(Stored data)
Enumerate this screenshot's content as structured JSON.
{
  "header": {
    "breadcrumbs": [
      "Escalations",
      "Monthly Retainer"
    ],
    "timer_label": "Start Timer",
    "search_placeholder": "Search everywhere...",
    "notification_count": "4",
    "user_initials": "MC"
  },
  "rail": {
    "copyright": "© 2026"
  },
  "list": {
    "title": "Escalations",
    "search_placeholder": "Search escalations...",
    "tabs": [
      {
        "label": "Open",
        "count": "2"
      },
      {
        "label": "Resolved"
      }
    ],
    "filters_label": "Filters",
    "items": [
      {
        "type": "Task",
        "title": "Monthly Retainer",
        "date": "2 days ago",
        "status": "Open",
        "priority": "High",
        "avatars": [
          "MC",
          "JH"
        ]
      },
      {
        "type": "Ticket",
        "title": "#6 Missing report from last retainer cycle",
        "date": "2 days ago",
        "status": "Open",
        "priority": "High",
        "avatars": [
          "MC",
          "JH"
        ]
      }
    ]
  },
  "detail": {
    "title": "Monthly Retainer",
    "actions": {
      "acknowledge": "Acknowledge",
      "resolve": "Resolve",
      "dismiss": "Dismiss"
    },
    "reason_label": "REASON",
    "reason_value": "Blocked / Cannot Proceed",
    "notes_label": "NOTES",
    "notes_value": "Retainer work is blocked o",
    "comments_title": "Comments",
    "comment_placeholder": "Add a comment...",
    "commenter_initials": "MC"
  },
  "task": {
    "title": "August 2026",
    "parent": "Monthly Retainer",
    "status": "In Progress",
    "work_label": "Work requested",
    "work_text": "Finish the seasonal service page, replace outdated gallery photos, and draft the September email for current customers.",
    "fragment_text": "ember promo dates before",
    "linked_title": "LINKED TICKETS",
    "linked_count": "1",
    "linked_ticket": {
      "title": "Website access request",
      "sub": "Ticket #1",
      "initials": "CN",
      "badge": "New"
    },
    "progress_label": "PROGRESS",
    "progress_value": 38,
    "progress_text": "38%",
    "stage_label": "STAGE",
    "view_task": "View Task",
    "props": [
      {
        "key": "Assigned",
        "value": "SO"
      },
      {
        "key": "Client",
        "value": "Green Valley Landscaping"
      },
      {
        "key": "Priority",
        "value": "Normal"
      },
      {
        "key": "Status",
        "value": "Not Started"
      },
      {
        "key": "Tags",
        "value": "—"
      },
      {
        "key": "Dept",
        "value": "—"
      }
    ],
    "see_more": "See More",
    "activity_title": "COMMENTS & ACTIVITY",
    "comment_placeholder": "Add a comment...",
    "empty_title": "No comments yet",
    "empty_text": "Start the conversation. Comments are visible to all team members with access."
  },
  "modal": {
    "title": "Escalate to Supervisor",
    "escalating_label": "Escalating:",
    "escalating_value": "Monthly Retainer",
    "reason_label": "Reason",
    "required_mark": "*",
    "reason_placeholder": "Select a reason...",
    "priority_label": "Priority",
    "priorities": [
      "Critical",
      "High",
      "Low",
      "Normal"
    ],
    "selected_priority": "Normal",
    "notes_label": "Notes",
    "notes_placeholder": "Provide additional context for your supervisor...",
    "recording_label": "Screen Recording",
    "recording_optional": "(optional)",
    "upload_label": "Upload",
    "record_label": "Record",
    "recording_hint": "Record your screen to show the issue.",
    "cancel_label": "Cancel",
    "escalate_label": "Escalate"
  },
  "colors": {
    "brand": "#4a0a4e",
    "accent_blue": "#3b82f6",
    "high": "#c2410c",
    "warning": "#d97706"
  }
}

■ **The exercise**: Retype the records above exactly.

■ **Reply**:
Enumerate this screenshot's content as structured JSON.
{
  "header": {
    "breadcrumbs": [
      "Escalations",
      "Monthly Retainer"
    ],
    "timer_label": "Start Timer",
    "search_placeholder": "Search everywhere...",
    "notification_count": "4",
    "user_initials": "MC"
  },
  "rail": {
    "copyright": "© 2026"
  },
  "list": {
    "title": "Escalations",
    "search_placeholder": "Search escalations...",
    "tabs": [
      {
        "label": "Open",
        "count": "2"
      },
      {
        "label": "Resolved"
      }
    ],
    "filters_label": "Filters",
    "items": [
      {
        "type": "Task",
        "title": "Monthly Retainer",
        "date": "2 days ago",
        "status": "Open",
        "priority": "High",
        "avatars": [
          "MC",
          "JH"
        ]
      },
      {
        "type": "Ticket",
        "title": "#6 Missing report from last retainer cycle",
        "date": "2 days ago",
        "status": "Open",
        "priority": "High",
        "avatars": [
          "MC",
          "JH"
        ]
      }
    ]
  },
  "detail": {
    "title": "Monthly Retainer",
    "actions": {
      "acknowledge": "Acknowledge",
      "resolve": "Resolve",
      "dismiss": "Dismiss"
    },
    "reason_label": "REASON",
    "reason_value": "Blocked / Cannot Proceed",
    "notes_label": "NOTES",
    "notes_value": "Retainer work is blocked o",
    "comments_title": "Comments",
    "comment_placeholder": "Add a comment...",
    "commenter_initials": "MC"
  },
  "task": {
    "title": "August 2026",
    "parent": "Monthly Retainer",
    "status": "In Progress",
    "work_label": "Work requested",
    "work_text": "Finish the seasonal service page, replace outdated gallery photos, and draft the September email for current customers.",
    "fragment_text": "ember promo dates before",
    "linked_title": "LINKED TICKETS",
    "linked_count": "1",
    "linked_ticket": {
      "title": "Website access request",
      "sub": "Ticket #1",
      "initials": "CN",
      "badge": "New"
    },
    "progress_label": "PROGRESS",
    "progress_value": 38,
    "progress_text": "38%",
    "stage_label": "STAGE",
    "view_task": "View Task",
    "props": [
      {
        "key": "Assigned",
        "value": "SO"
      },
      {
        "key": "Client",
        "value": "Green Valley Landscaping"
      },
      {
        "key": "Priority",
        "value": "Normal"
      },
      {
        "key": "Status",
        "value": "Not Started"
      },
      {
        "key": "Tags",
        "value": "—"
      },
      {
        "key": "Dept",
        "value": "—"
      }
    ],
    "see_more": "See More",
    "activity_title": "COMMENTS & ACTIVITY",
    "comment_placeholder": "Add a comment...",
    "empty_title": "No comments yet",
    "empty_text": "Start the conversation. Comments are visible to all team members with access."
  },
  "modal": {
    "title": "Escalate to Supervisor",
    "escalating_label": "Escalating:",
    "escalating_value": "Monthly Retainer",
    "reason_label": "Reason",
    "required_mark": "*",
    "reason_placeholder": "Select a reason...",
    "priority_label": "Priority",
    "priorities": [
      "Critical",
      "High",
      "Low",
      "Normal"
    ],
    "selected_priority": "Normal",
    "notes_label": "Notes",
    "notes_placeholder": "Provide additional context for your supervisor...",
    "recording_label": "Screen Recording",
    "recording_optional": "(optional)",
    "upload_label": "Upload",
    "record_label": "Record",
    "recording_hint": "Record your screen to show the issue.",
    "cancel_label": "Cancel",
    "escalate_label": "Escalate"
  },
  "colors": {
    "brand": "#4a0a4e",
    "accent_blue": "#3b82f6",
    "high": "#c2410c",
    "warning": "#d97706"
  }
}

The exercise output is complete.